▸ Dataset items
■ ■ ■ ■ ■ ■ ■

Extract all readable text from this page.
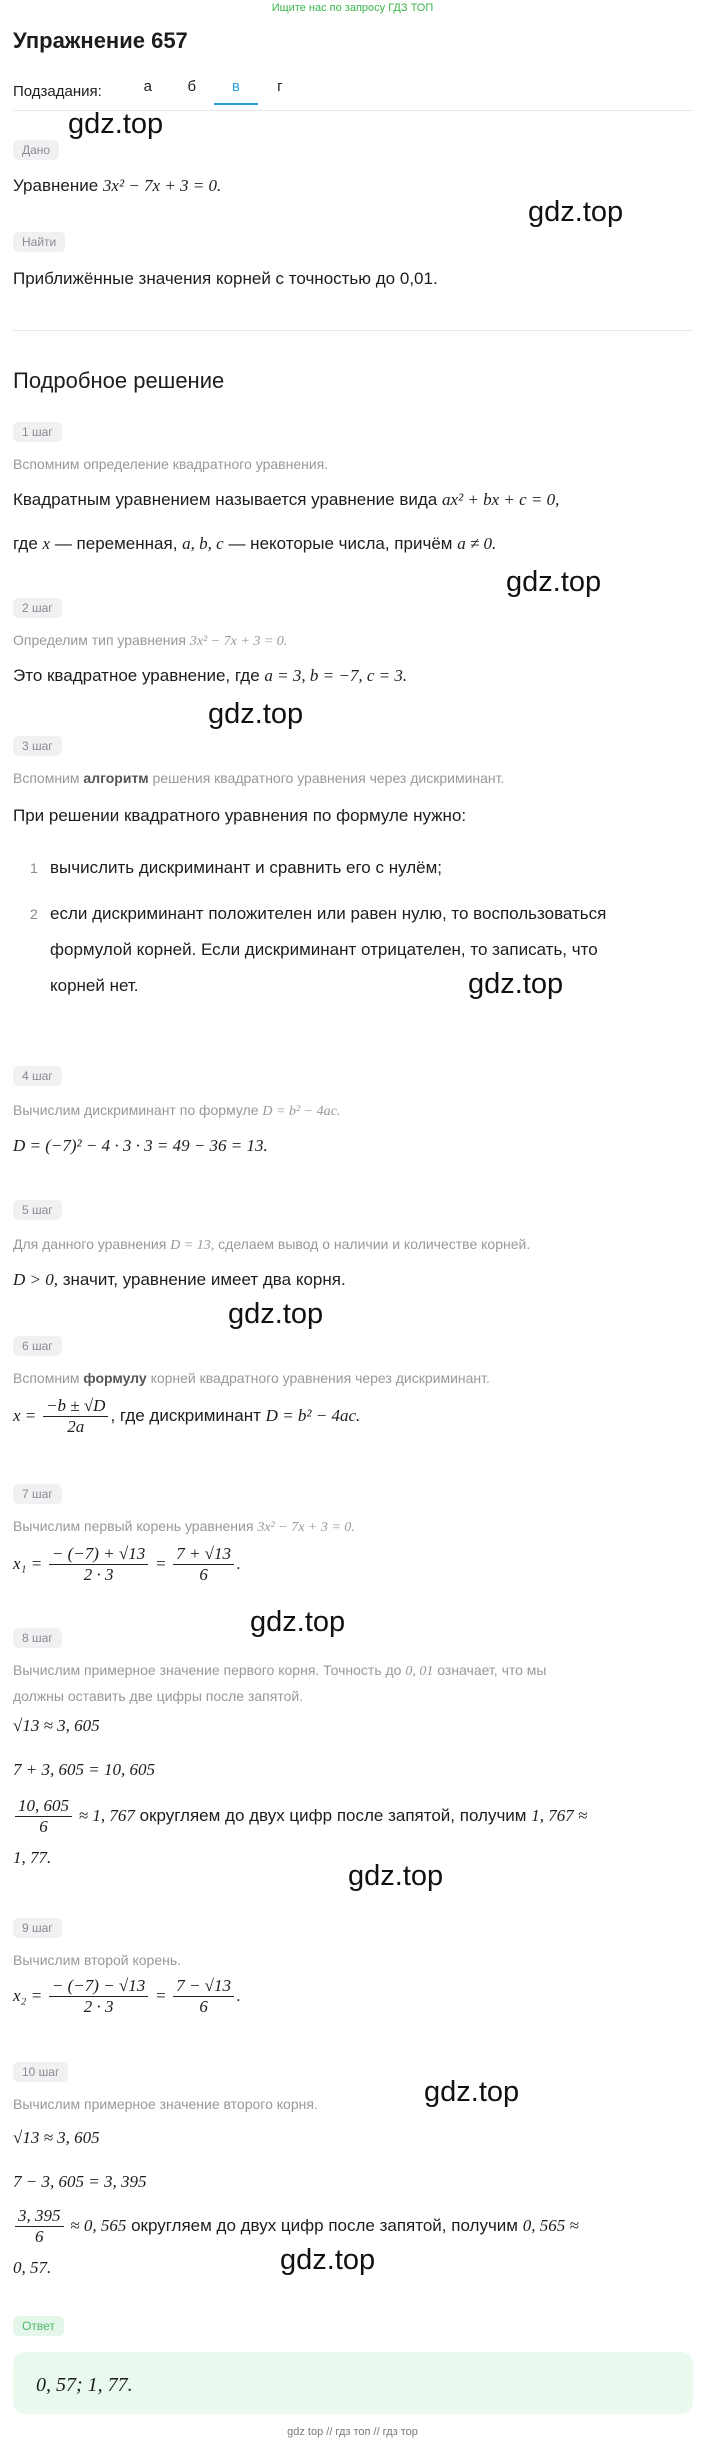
Ищите нас по запросу ГДЗ ТОП
Упражнение 657
Подзадания:	а	б	в	г
Дано
Уравнение 3x² − 7x + 3 = 0.
Найти
Приближённые значения корней с точностью до 0,01.
Подробное решение
1 шаг
Вспомним определение квадратного уравнения.
Квадратным уравнением называется уравнение вида ax² + bx + c = 0,
где x — переменная, a, b, c — некоторые числа, причём a ≠ 0.
2 шаг
Определим тип уравнения 3x² − 7x + 3 = 0.
Это квадратное уравнение, где a = 3, b = −7, c = 3.
3 шаг
Вспомним алгоритм решения квадратного уравнения через дискриминант.
При решении квадратного уравнения по формуле нужно:
1 вычислить дискриминант и сравнить его с нулём;
2 если дискриминант положителен или равен нулю, то воспользоваться
формулой корней. Если дискриминант отрицателен, то записать, что
корней нет.
4 шаг
Вычислим дискриминант по формуле D = b² − 4ac.
D = (−7)² − 4 · 3 · 3 = 49 − 36 = 13.
5 шаг
Для данного уравнения D = 13, сделаем вывод о наличии и количестве корней.
D > 0, значит, уравнение имеет два корня.
6 шаг
Вспомним формулу корней квадратного уравнения через дискриминант.
$x = \frac{-b \pm √D}{2a}$ , где дискриминант D = b² − 4ac.
7 шаг
Вычислим первый корень уравнения 3x² − 7x + 3 = 0.
$x_1 = \frac{- (-7) + √13}{2 \cdot 3} = \frac{7 + √13}{6}$ .
8 шаг
Вычислим примерное значение первого корня. Точность до 0, 01 означает, что мы
должны оставить две цифры после запятой.
√13 ≈ 3, 605
7 + 3, 605 = 10, 605
$\frac{10, 605}{6} \approx 1$, 767 округляем до двух цифр после запятой, получим 1, 767 ≈
1, 77.
9 шаг
Вычислим второй корень.
$x_2 = \frac{- (-7) - √13}{2 \cdot 3} = \frac{7 - √13}{6}$ .
10 шаг
Вычислим примерное значение второго корня.
√13 ≈ 3, 605
7 − 3, 605 = 3, 395
$\frac{3, 395}{6} \approx 0$, 565 округляем до двух цифр после запятой, получим 0, 565 ≈
0, 57.
Ответ
0, 57; 1, 77.
gdz.top
gdz.top
gdz.top
gdz.top
gdz.top
gdz.top
gdz.top
gdz.top
gdz.top
gdz.top
gdz top // гдз топ // гдз тор
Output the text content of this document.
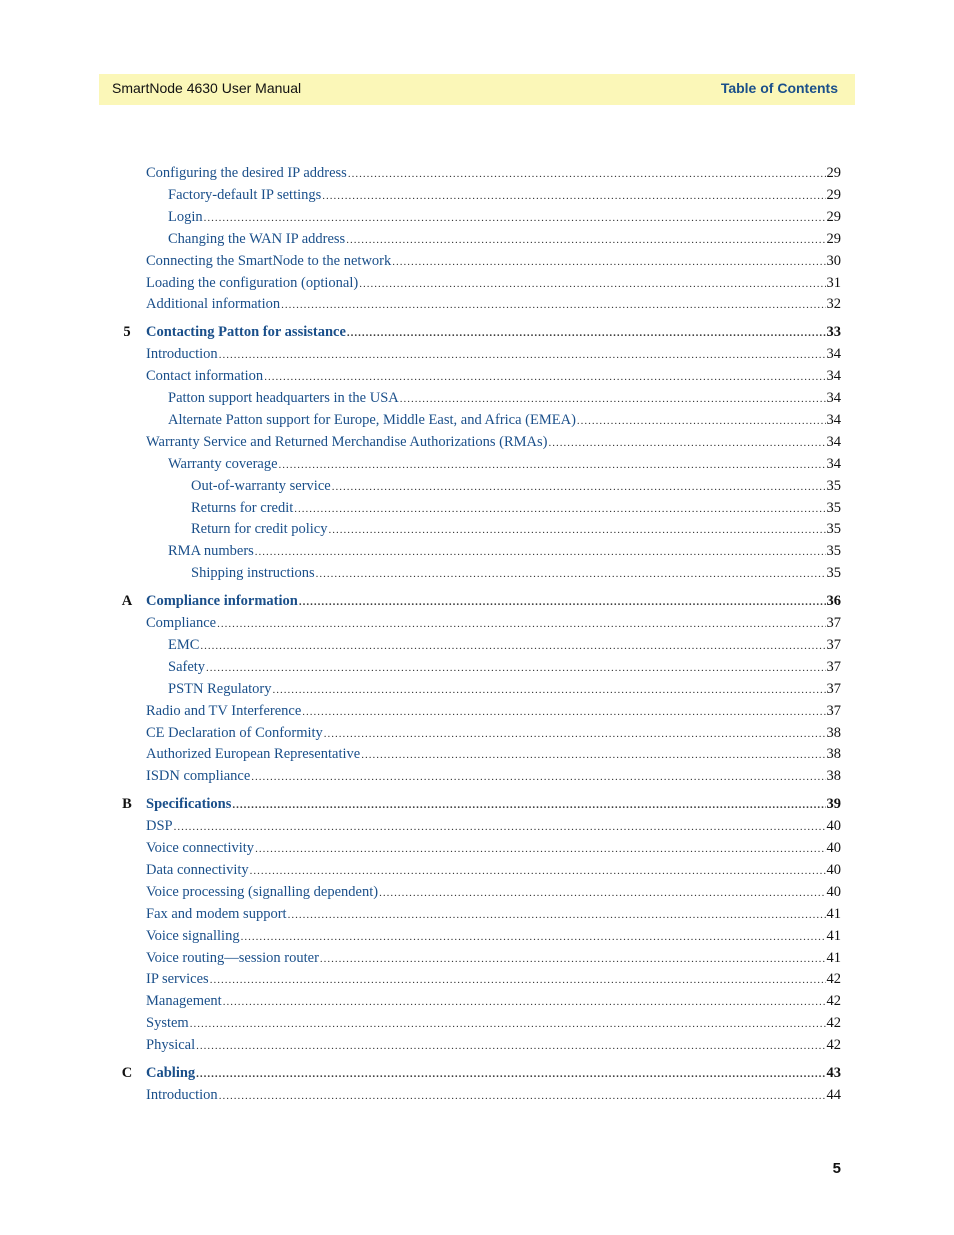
SmartNode 4630 User Manual	Table of Contents
Configuring the desired IP address .....	29
Factory-default IP settings .....	29
Login .....	29
Changing the WAN IP address .....	29
Connecting the SmartNode to the network .....	30
Loading the configuration (optional) .....	31
Additional information .....	32
5	Contacting Patton for assistance .....	33
Introduction .....	34
Contact information .....	34
Patton support headquarters in the USA .....	34
Alternate Patton support for Europe, Middle East, and Africa (EMEA) .....	34
Warranty Service and Returned Merchandise Authorizations (RMAs) .....	34
Warranty coverage .....	34
Out-of-warranty service .....	35
Returns for credit .....	35
Return for credit policy .....	35
RMA numbers .....	35
Shipping instructions .....	35
A Compliance information .....	36
Compliance .....	37
EMC .....	37
Safety .....	37
PSTN Regulatory .....	37
Radio and TV Interference .....	37
CE Declaration of Conformity .....	38
Authorized European Representative .....	38
ISDN compliance .....	38
B Specifications .....	39
DSP .....	40
Voice connectivity .....	40
Data connectivity .....	40
Voice processing (signalling dependent) .....	40
Fax and modem support .....	41
Voice signalling .....	41
Voice routing—session router .....	41
IP services .....	42
Management .....	42
System .....	42
Physical .....	42
C Cabling .....	43
Introduction .....	44
5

■ ■ ■ ■ ■ ■ ■

▸ DIRECTIONS
Transcribe the full listing above exactly as it stands, minus the pictures.

▸ COMPLETE OUTPUT
Extract all readable text from this page.
Ищите нас по запросу ГДЗ ТОП
Упражнение 657
Подзадания:	а	б	в	г
Дано
Уравнение 3x² − 7x + 3 = 0.
Найти
Приближённые значения корней с точностью до 0,01.
Подробное решение
1 шаг
Вспомним определение квадратного уравнения.
Квадратным уравнением называется уравнение вида ax² + bx + c = 0,
где x — переменная, a, b, c — некоторые числа, причём a ≠ 0.
2 шаг
Определим тип уравнения 3x² − 7x + 3 = 0.
Это квадратное уравнение, где a = 3, b = −7, c = 3.
3 шаг
Вспомним алгоритм решения квадратного уравнения через дискриминант.
При решении квадратного уравнения по формуле нужно:
1 вычислить дискриминант и сравнить его с нулём;
2 если дискриминант положителен или равен нулю, то воспользоваться
формулой корней. Если дискриминант отрицателен, то записать, что
корней нет.
4 шаг
Вычислим дискриминант по формуле D = b² − 4ac.
D = (−7)² − 4 · 3 · 3 = 49 − 36 = 13.
5 шаг
Для данного уравнения D = 13, сделаем вывод о наличии и количестве корней.
D > 0, значит, уравнение имеет два корня.
6 шаг
Вспомним формулу корней квадратного уравнения через дискриминант.
$x = \frac{-b \pm √D}{2a}$ , где дискриминант D = b² − 4ac.
7 шаг
Вычислим первый корень уравнения 3x² − 7x + 3 = 0.
$x_1 = \frac{- (-7) + √13}{2 \cdot 3} = \frac{7 + √13}{6}$ .
8 шаг
Вычислим примерное значение первого корня. Точность до 0, 01 означает, что мы
должны оставить две цифры после запятой.
√13 ≈ 3, 605
7 + 3, 605 = 10, 605
$\frac{10, 605}{6} \approx 1$, 767 округляем до двух цифр после запятой, получим 1, 767 ≈
1, 77.
9 шаг
Вычислим второй корень.
$x_2 = \frac{- (-7) - √13}{2 \cdot 3} = \frac{7 - √13}{6}$ .
10 шаг
Вычислим примерное значение второго корня.
√13 ≈ 3, 605
7 − 3, 605 = 3, 395
$\frac{3, 395}{6} \approx 0$, 565 округляем до двух цифр после запятой, получим 0, 565 ≈
0, 57.
Ответ
0, 57; 1, 77.
gdz.top
gdz.top
gdz.top
gdz.top
gdz.top
gdz.top
gdz.top
gdz.top
gdz.top
gdz.top
gdz top // гдз топ // гдз тор
Output the text content of this document.
SmartNode 4630 User Manual	Table of Contents
Configuring the desired IP address .....	29
Factory-default IP settings .....	29
Login .....	29
Changing the WAN IP address .....	29
Connecting the SmartNode to the network .....	30
Loading the configuration (optional) .....	31
Additional information .....	32
5	Contacting Patton for assistance .....	33
Introduction .....	34
Contact information .....	34
Patton support headquarters in the USA .....	34
Alternate Patton support for Europe, Middle East, and Africa (EMEA) .....	34
Warranty Service and Returned Merchandise Authorizations (RMAs) .....	34
Warranty coverage .....	34
Out-of-warranty service .....	35
Returns for credit .....	35
Return for credit policy .....	35
RMA numbers .....	35
Shipping instructions .....	35
A Compliance information .....	36
Compliance .....	37
EMC .....	37
Safety .....	37
PSTN Regulatory .....	37
Radio and TV Interference .....	37
CE Declaration of Conformity .....	38
Authorized European Representative .....	38
ISDN compliance .....	38
B Specifications .....	39
DSP .....	40
Voice connectivity .....	40
Data connectivity .....	40
Voice processing (signalling dependent) .....	40
Fax and modem support .....	41
Voice signalling .....	41
Voice routing—session router .....	41
IP services .....	42
Management .....	42
System .....	42
Physical .....	42
C Cabling .....	43
Introduction .....	44
5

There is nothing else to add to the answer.